-- START Information given --

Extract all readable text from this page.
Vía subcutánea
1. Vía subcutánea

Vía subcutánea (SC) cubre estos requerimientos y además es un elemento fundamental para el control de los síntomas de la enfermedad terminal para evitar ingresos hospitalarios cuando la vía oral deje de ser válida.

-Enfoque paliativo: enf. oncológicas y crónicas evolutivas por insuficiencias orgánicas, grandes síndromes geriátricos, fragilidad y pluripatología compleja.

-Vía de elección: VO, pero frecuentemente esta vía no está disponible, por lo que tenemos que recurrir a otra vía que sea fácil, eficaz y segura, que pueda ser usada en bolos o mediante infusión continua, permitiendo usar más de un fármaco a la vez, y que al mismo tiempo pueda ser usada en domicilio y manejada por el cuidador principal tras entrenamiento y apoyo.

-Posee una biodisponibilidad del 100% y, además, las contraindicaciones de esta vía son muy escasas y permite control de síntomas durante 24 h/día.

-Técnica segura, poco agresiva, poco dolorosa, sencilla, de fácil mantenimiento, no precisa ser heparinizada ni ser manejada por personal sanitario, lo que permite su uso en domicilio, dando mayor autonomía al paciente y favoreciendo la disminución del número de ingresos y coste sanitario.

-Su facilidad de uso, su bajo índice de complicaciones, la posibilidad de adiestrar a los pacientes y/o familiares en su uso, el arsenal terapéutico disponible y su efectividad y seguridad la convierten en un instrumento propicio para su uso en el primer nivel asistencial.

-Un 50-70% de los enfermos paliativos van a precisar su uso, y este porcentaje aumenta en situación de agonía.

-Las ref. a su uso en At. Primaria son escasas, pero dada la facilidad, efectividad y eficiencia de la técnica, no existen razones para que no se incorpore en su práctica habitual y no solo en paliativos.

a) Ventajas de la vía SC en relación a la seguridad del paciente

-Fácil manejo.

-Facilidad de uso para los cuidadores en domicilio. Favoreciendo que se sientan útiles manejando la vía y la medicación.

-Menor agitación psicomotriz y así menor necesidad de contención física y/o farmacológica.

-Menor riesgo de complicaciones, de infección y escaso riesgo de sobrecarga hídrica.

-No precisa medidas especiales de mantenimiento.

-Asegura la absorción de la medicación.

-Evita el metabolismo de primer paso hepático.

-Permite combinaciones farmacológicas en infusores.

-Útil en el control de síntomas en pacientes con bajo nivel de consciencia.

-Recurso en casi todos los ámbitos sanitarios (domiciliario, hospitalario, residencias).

-- END Information given --

- _Directive_
Find the lines above that include the string "síntomas" and copy them.

- _Finished exercise_
Vía subcutánea (SC) cubre estos requerimientos y además es un elemento fundamental para el control de los síntomas de la enfermedad terminal para evitar ingresos hospitalarios cuando la vía oral deje de ser válida.
-Posee una biodisponibilidad del 100% y, además, las contraindicaciones de esta vía son muy escasas y permite control de síntomas durante 24 h/día.
-Útil en el control de síntomas en pacientes con bajo nivel de consciencia.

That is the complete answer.